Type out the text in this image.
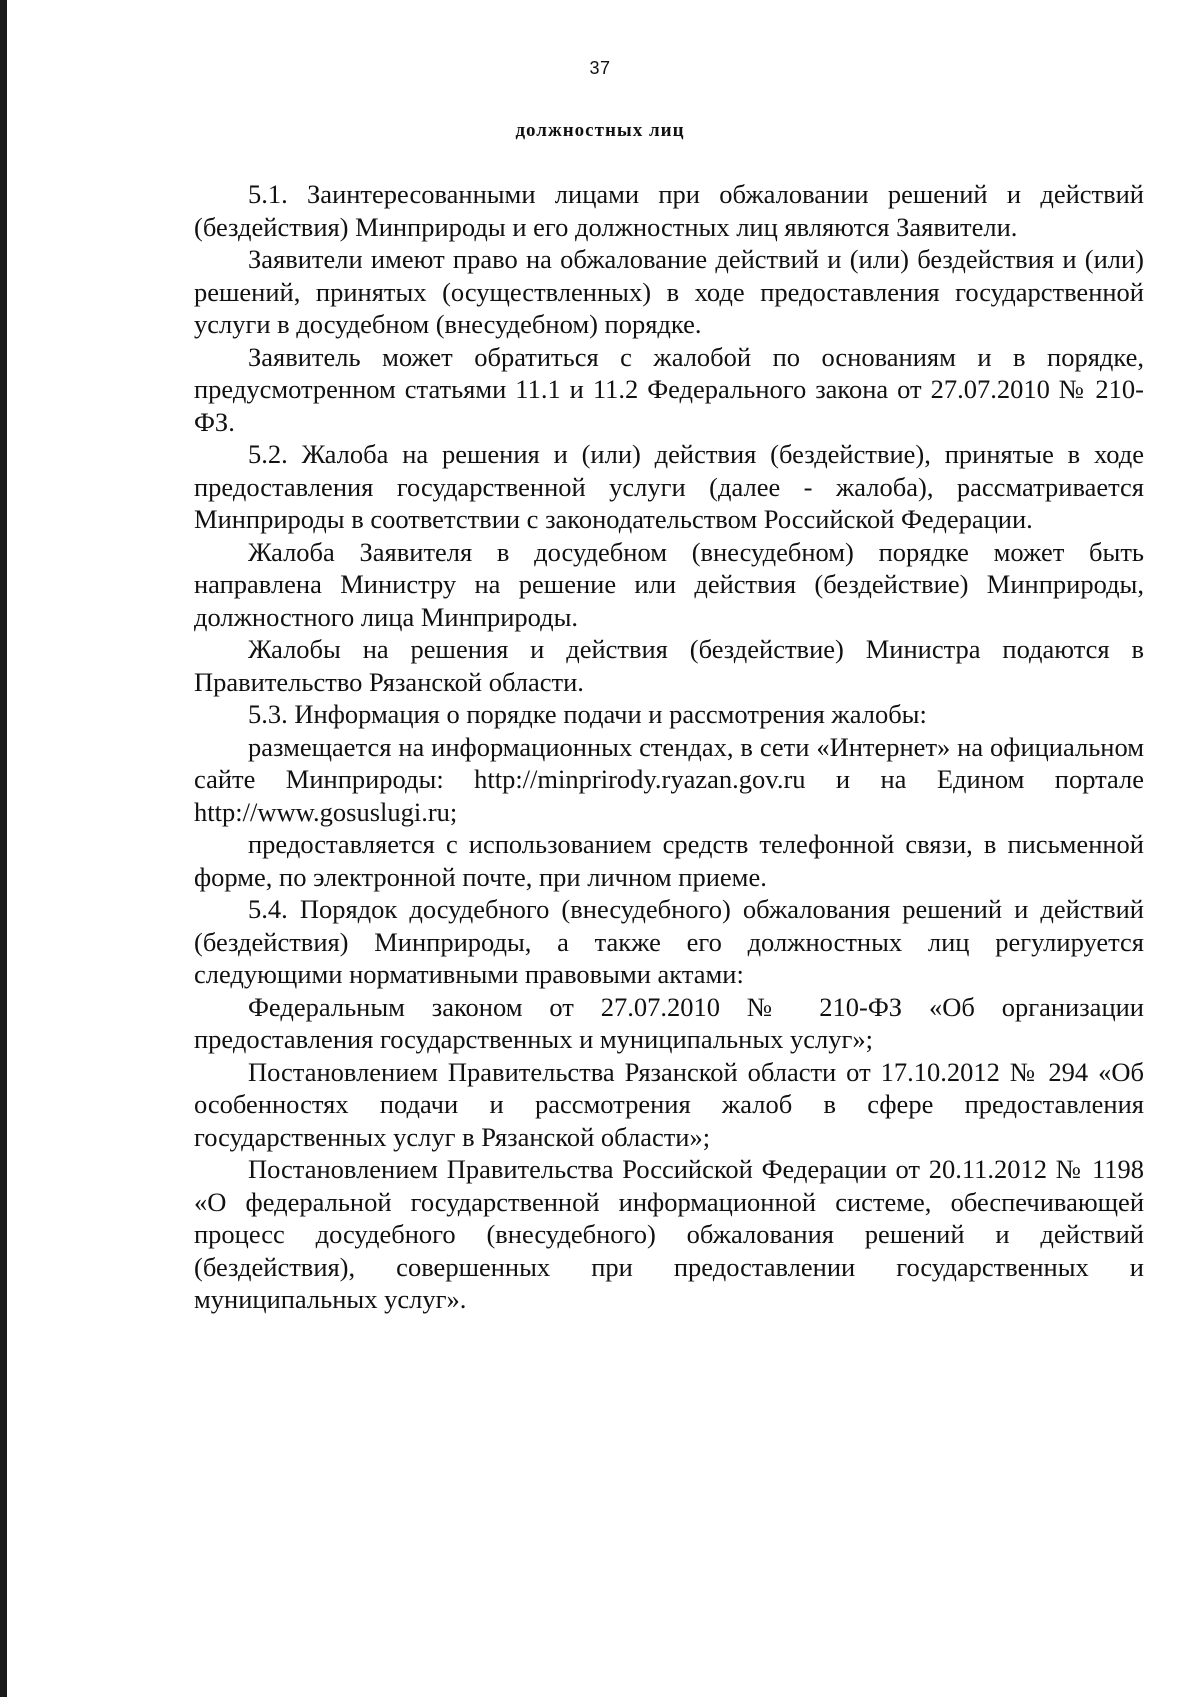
37
должностных лиц

5.1. Заинтересованными лицами при обжаловании решений и действий (бездействия) Минприроды и его должностных лиц являются Заявители.

Заявители имеют право на обжалование действий и (или) бездействия и (или) решений, принятых (осуществленных) в ходе предоставления государственной услуги в досудебном (внесудебном) порядке.

Заявитель может обратиться с жалобой по основаниям и в порядке, предусмотренном статьями 11.1 и 11.2 Федерального закона от 27.07.2010 № 210-ФЗ.

5.2. Жалоба на решения и (или) действия (бездействие), принятые в ходе предоставления государственной услуги (далее - жалоба), рассматривается Минприроды в соответствии с законодательством Российской Федерации.

Жалоба Заявителя в досудебном (внесудебном) порядке может быть направлена Министру на решение или действия (бездействие) Минприроды, должностного лица Минприроды.

Жалобы на решения и действия (бездействие) Министра подаются в Правительство Рязанской области.

5.3. Информация о порядке подачи и рассмотрения жалобы:

размещается на информационных стендах, в сети «Интернет» на официальном сайте Минприроды: http://minprirody.ryazan.gov.ru и на Едином портале http://www.gosuslugi.ru;

предоставляется с использованием средств телефонной связи, в письменной форме, по электронной почте, при личном приеме.

5.4. Порядок досудебного (внесудебного) обжалования решений и действий (бездействия) Минприроды, а также его должностных лиц регулируется следующими нормативными правовыми актами:

Федеральным законом от 27.07.2010 № 210-ФЗ «Об организации предоставления государственных и муниципальных услуг»;

Постановлением Правительства Рязанской области от 17.10.2012 № 294 «Об особенностях подачи и рассмотрения жалоб в сфере предоставления государственных услуг в Рязанской области»;

Постановлением Правительства Российской Федерации от 20.11.2012 № 1198 «О федеральной государственной информационной системе, обеспечивающей процесс досудебного (внесудебного) обжалования решений и действий (бездействия), совершенных при предоставлении государственных и муниципальных услуг».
■ ■ ■
Exercise brief
Exact duplication of all the records is required; pictures are omitted from the copy.

Result
Type out the text in this image.
37
должностных лиц

5.1. Заинтересованными лицами при обжаловании решений и действий (бездействия) Минприроды и его должностных лиц являются Заявители.

Заявители имеют право на обжалование действий и (или) бездействия и (или) решений, принятых (осуществленных) в ходе предоставления государственной услуги в досудебном (внесудебном) порядке.

Заявитель может обратиться с жалобой по основаниям и в порядке, предусмотренном статьями 11.1 и 11.2 Федерального закона от 27.07.2010 № 210-ФЗ.

5.2. Жалоба на решения и (или) действия (бездействие), принятые в ходе предоставления государственной услуги (далее - жалоба), рассматривается Минприроды в соответствии с законодательством Российской Федерации.

Жалоба Заявителя в досудебном (внесудебном) порядке может быть направлена Министру на решение или действия (бездействие) Минприроды, должностного лица Минприроды.

Жалобы на решения и действия (бездействие) Министра подаются в Правительство Рязанской области.

5.3. Информация о порядке подачи и рассмотрения жалобы:

размещается на информационных стендах, в сети «Интернет» на официальном сайте Минприроды: http://minprirody.ryazan.gov.ru и на Едином портале http://www.gosuslugi.ru;

предоставляется с использованием средств телефонной связи, в письменной форме, по электронной почте, при личном приеме.

5.4. Порядок досудебного (внесудебного) обжалования решений и действий (бездействия) Минприроды, а также его должностных лиц регулируется следующими нормативными правовыми актами:

Федеральным законом от 27.07.2010 № 210-ФЗ «Об организации предоставления государственных и муниципальных услуг»;

Постановлением Правительства Рязанской области от 17.10.2012 № 294 «Об особенностях подачи и рассмотрения жалоб в сфере предоставления государственных услуг в Рязанской области»;

Постановлением Правительства Российской Федерации от 20.11.2012 № 1198 «О федеральной государственной информационной системе, обеспечивающей процесс досудебного (внесудебного) обжалования решений и действий (бездействия), совершенных при предоставлении государственных и муниципальных услуг».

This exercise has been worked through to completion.